**Task statement**:
Read the material below and count the lines holding the string "JSON". Give that count with nothing added.

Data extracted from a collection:
########
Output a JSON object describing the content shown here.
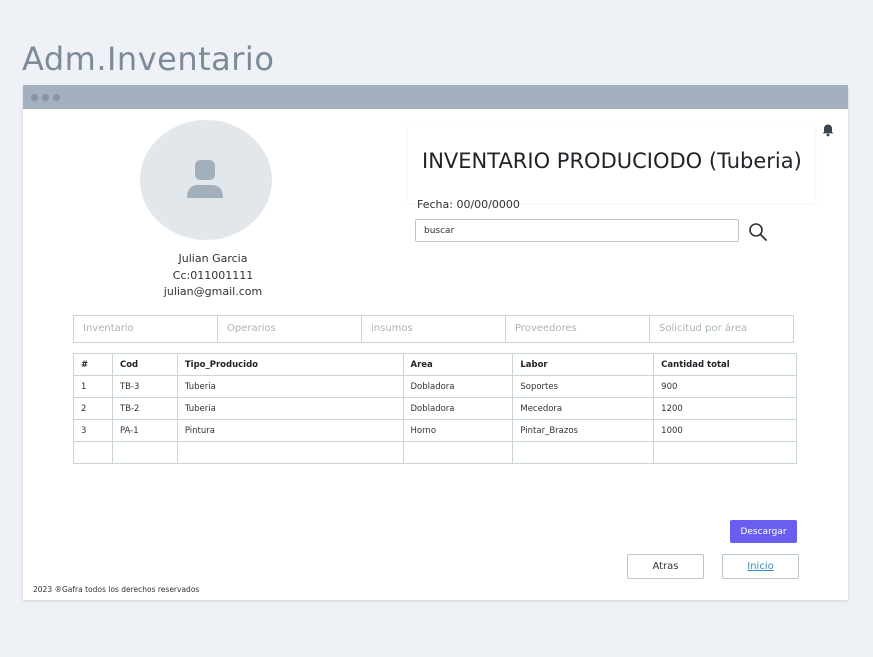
{
  "app_title": "Adm.Inventario",
  "user": {
    "name": "Julian Garcia",
    "cc": "Cc:011001111",
    "email": "julian@gmail.com"
  },
  "header": {
    "title": "INVENTARIO PRODUCIODO (Tuberia)",
    "fecha": "Fecha: 00/00/0000"
  },
  "search": {
    "value": "buscar"
  },
  "tabs": [
    "Inventario",
    "Operarios",
    "insumos",
    "Proveedores",
    "Solicitud por área"
  ],
  "table": {
    "headers": [
      "#",
      "Cod",
      "Tipo_Producido",
      "Area",
      "Labor",
      "Cantidad total"
    ],
    "rows": [
      [
        "1",
        "TB-3",
        "Tuberia",
        "Dobladora",
        "Soportes",
        "900"
      ],
      [
        "2",
        "TB-2",
        "Tuberia",
        "Dobladora",
        "Mecedora",
        "1200"
      ],
      [
        "3",
        "PA-1",
        "Pintura",
        "Horno",
        "Pintar_Brazos",
        "1000"
      ],
      [
        "",
        "",
        "",
        "",
        "",
        ""
      ]
    ]
  },
  "buttons": {
    "descargar": "Descargar",
    "atras": "Atras",
    "inicio": "Inicio"
  },
  "footer": "2023 ®Gafra todos los derechos reservados",
  "icons": {
    "bell": "bell-icon",
    "search": "search-icon",
    "avatar": "user-icon"
  },
  "colors": {
    "accent": "#6a5ef0",
    "titlebar": "#a2b1bd",
    "link": "#3b8bbd"
  }
}
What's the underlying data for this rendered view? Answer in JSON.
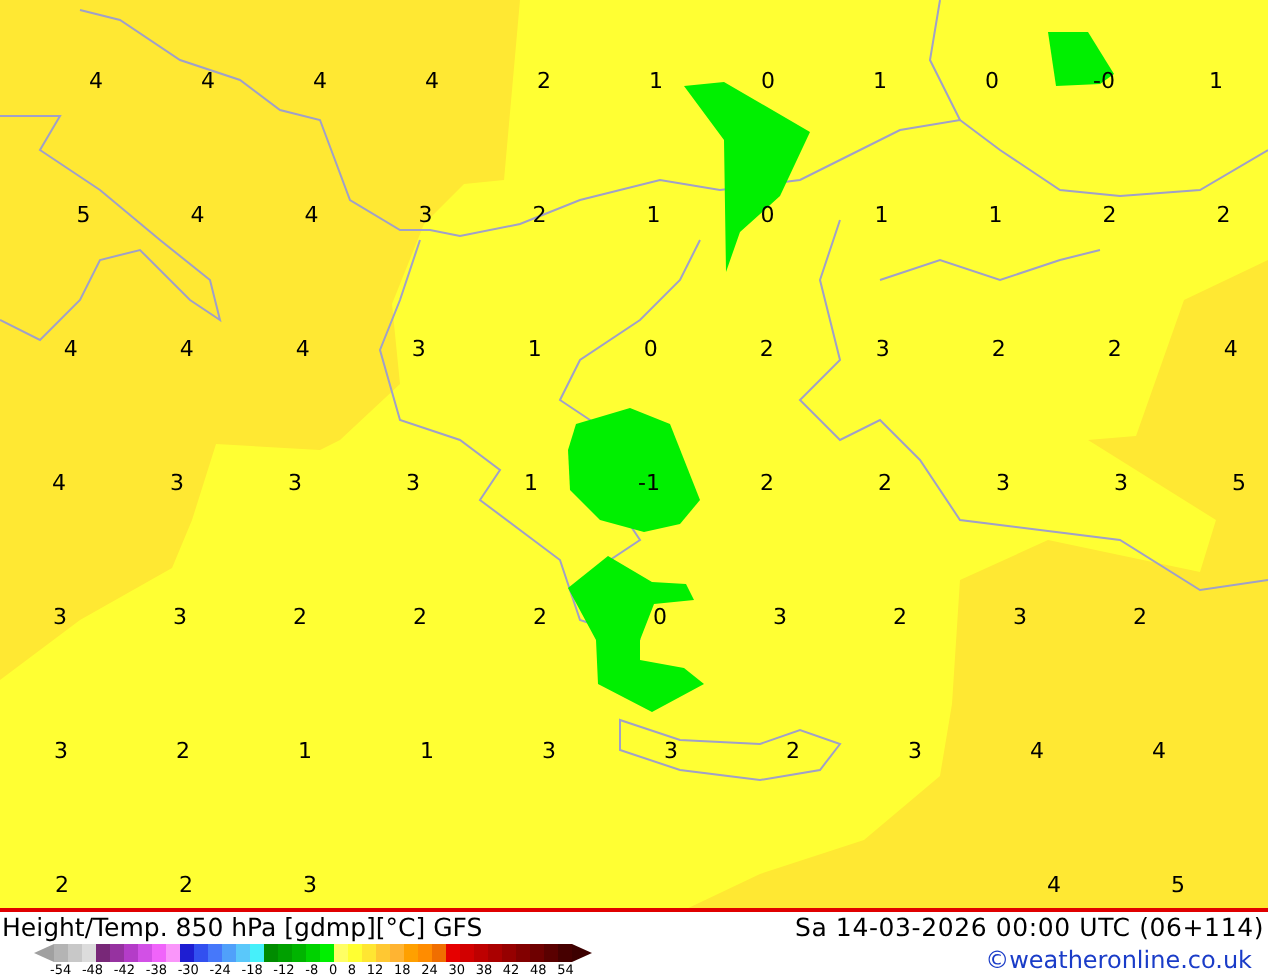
{
  "map": {
    "value_rows": [
      [
        "4",
        "4",
        "4",
        "4",
        "2",
        "1",
        "0",
        "1",
        "0",
        "-0",
        "1"
      ],
      [
        "5",
        "4",
        "4",
        "3",
        "2",
        "1",
        "0",
        "1",
        "1",
        "2",
        "2"
      ],
      [
        "4",
        "4",
        "4",
        "3",
        "1",
        "0",
        "2",
        "3",
        "2",
        "2",
        "4"
      ],
      [
        "4",
        "3",
        "3",
        "3",
        "1",
        "-1",
        "2",
        "2",
        "3",
        "3",
        "5"
      ],
      [
        "3",
        "3",
        "2",
        "2",
        "2",
        "0",
        "3",
        "2",
        "3",
        "2",
        null
      ],
      [
        "3",
        "2",
        "1",
        "1",
        "3",
        "3",
        "2",
        "3",
        "4",
        "4"
      ],
      [
        "2",
        "2",
        "3",
        null,
        null,
        null,
        null,
        null,
        "4",
        "5"
      ]
    ]
  },
  "footer": {
    "title": "Height/Temp. 850 hPa [gdmp][°C] GFS",
    "datetime": "Sa 14-03-2026 00:00 UTC (06+114)",
    "credit": "©weatheronline.co.uk"
  },
  "legend": {
    "colors": [
      {
        "color": "#a0a0a0"
      },
      {
        "color": "#b4b4b4"
      },
      {
        "color": "#c8c8c8"
      },
      {
        "color": "#dcdcdc"
      },
      {
        "color": "#782878"
      },
      {
        "color": "#9632a0"
      },
      {
        "color": "#b43cc8"
      },
      {
        "color": "#d250e6"
      },
      {
        "color": "#f064fa"
      },
      {
        "color": "#fa96fa"
      },
      {
        "color": "#1e1ed2"
      },
      {
        "color": "#3250f0"
      },
      {
        "color": "#4678fa"
      },
      {
        "color": "#50a0fa"
      },
      {
        "color": "#5ac8fa"
      },
      {
        "color": "#46f0fa"
      },
      {
        "color": "#008c00"
      },
      {
        "color": "#00a000"
      },
      {
        "color": "#00b400"
      },
      {
        "color": "#00d200"
      },
      {
        "color": "#00f000"
      },
      {
        "color": "#ffff64"
      },
      {
        "color": "#ffff32"
      },
      {
        "color": "#ffe632"
      },
      {
        "color": "#ffc832"
      },
      {
        "color": "#ffb432"
      },
      {
        "color": "#ffa000"
      },
      {
        "color": "#ff8c00"
      },
      {
        "color": "#f06e00"
      },
      {
        "color": "#e60000"
      },
      {
        "color": "#d20000"
      },
      {
        "color": "#be0000"
      },
      {
        "color": "#aa0000"
      },
      {
        "color": "#960000"
      },
      {
        "color": "#820000"
      },
      {
        "color": "#6e0000"
      },
      {
        "color": "#5a0000"
      },
      {
        "color": "#460000"
      },
      {
        "color": "#3c0000"
      }
    ],
    "ticks": [
      "-54",
      "-48",
      "-42",
      "-38",
      "-30",
      "-24",
      "-18",
      "-12",
      "-8",
      "0",
      "8",
      "12",
      "18",
      "24",
      "30",
      "38",
      "42",
      "48",
      "54"
    ]
  }
}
########
**Result of this exercise**:
2